**Recorded information:**
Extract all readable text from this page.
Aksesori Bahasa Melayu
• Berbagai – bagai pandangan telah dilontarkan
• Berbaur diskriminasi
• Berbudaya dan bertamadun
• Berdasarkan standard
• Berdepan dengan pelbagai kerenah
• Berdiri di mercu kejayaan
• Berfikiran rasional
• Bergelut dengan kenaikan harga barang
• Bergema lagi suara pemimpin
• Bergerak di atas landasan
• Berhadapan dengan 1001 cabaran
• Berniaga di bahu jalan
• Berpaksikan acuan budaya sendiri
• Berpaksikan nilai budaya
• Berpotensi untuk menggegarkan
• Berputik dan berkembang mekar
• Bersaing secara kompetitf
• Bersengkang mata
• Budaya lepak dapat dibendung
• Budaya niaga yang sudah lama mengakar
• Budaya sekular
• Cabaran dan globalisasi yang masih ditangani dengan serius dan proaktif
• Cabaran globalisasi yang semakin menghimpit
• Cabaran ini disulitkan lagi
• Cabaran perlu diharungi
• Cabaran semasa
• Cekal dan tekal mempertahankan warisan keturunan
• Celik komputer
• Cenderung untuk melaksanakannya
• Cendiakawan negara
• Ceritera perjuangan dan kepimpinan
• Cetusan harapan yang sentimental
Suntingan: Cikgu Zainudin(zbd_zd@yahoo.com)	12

--

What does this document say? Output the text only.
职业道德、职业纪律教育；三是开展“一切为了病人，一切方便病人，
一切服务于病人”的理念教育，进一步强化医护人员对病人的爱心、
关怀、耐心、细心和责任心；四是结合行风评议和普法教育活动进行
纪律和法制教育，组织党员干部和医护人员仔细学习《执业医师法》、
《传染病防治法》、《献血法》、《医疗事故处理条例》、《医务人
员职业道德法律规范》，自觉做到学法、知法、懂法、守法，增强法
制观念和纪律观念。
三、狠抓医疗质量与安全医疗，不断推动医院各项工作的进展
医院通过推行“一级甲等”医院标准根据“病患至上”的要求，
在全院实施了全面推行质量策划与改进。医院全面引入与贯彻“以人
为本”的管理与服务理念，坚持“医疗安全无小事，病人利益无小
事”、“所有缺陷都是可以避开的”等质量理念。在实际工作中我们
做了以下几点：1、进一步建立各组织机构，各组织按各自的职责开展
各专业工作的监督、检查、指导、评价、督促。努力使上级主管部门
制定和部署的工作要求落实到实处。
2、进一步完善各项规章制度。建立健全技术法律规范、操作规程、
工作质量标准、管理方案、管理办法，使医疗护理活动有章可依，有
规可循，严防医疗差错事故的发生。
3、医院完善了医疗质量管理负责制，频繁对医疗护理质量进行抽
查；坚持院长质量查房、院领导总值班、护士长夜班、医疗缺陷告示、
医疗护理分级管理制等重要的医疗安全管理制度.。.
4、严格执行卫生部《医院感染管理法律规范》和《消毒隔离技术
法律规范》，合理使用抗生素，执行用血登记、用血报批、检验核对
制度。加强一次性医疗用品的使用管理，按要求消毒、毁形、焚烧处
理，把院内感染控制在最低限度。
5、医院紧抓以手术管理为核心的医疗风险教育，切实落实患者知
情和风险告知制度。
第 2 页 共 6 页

--

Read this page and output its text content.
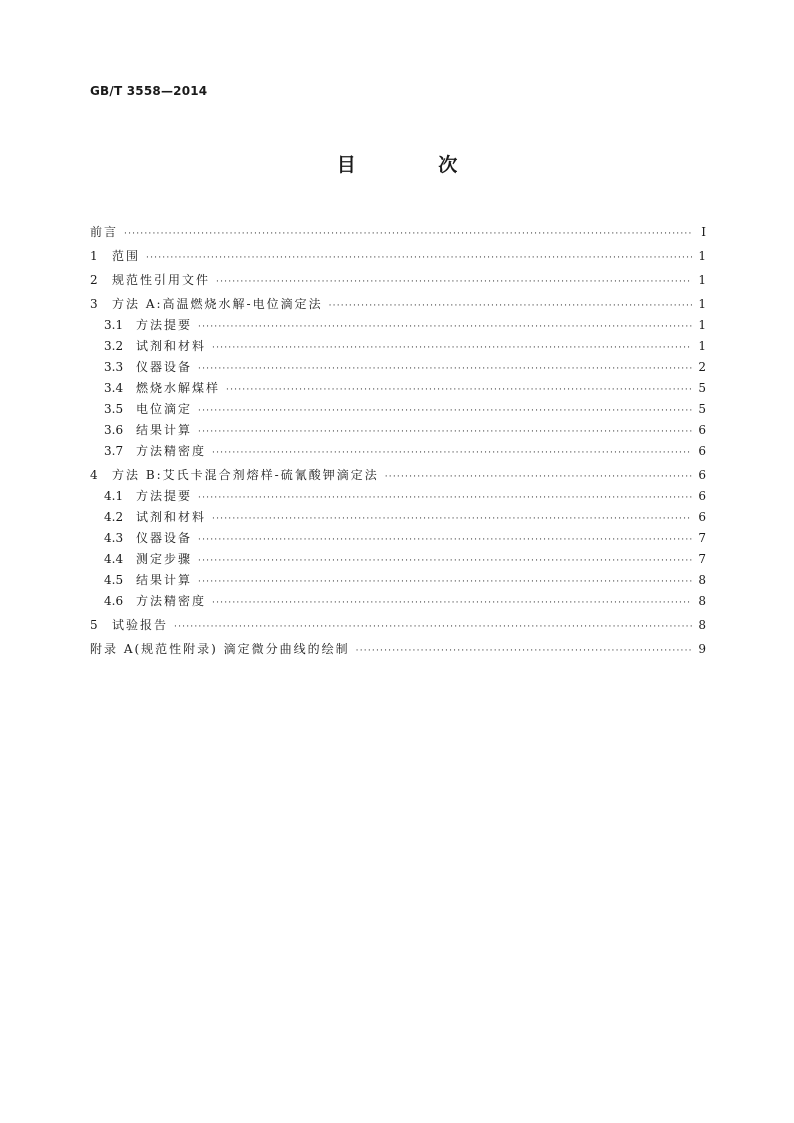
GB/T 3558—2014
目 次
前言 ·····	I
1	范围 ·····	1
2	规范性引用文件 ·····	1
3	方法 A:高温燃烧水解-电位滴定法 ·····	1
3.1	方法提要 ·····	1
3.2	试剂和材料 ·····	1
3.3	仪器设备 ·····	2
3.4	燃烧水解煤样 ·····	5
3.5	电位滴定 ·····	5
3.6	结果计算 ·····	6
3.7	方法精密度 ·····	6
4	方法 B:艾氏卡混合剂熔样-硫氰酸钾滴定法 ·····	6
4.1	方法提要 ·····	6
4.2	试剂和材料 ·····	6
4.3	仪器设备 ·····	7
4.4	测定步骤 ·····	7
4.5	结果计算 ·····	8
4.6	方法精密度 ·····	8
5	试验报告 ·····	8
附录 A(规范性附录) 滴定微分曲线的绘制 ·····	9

**What you should do:** Give the number of lines in the listing above that contain "Berpaksikan", and nothing else.

**Final result:** 2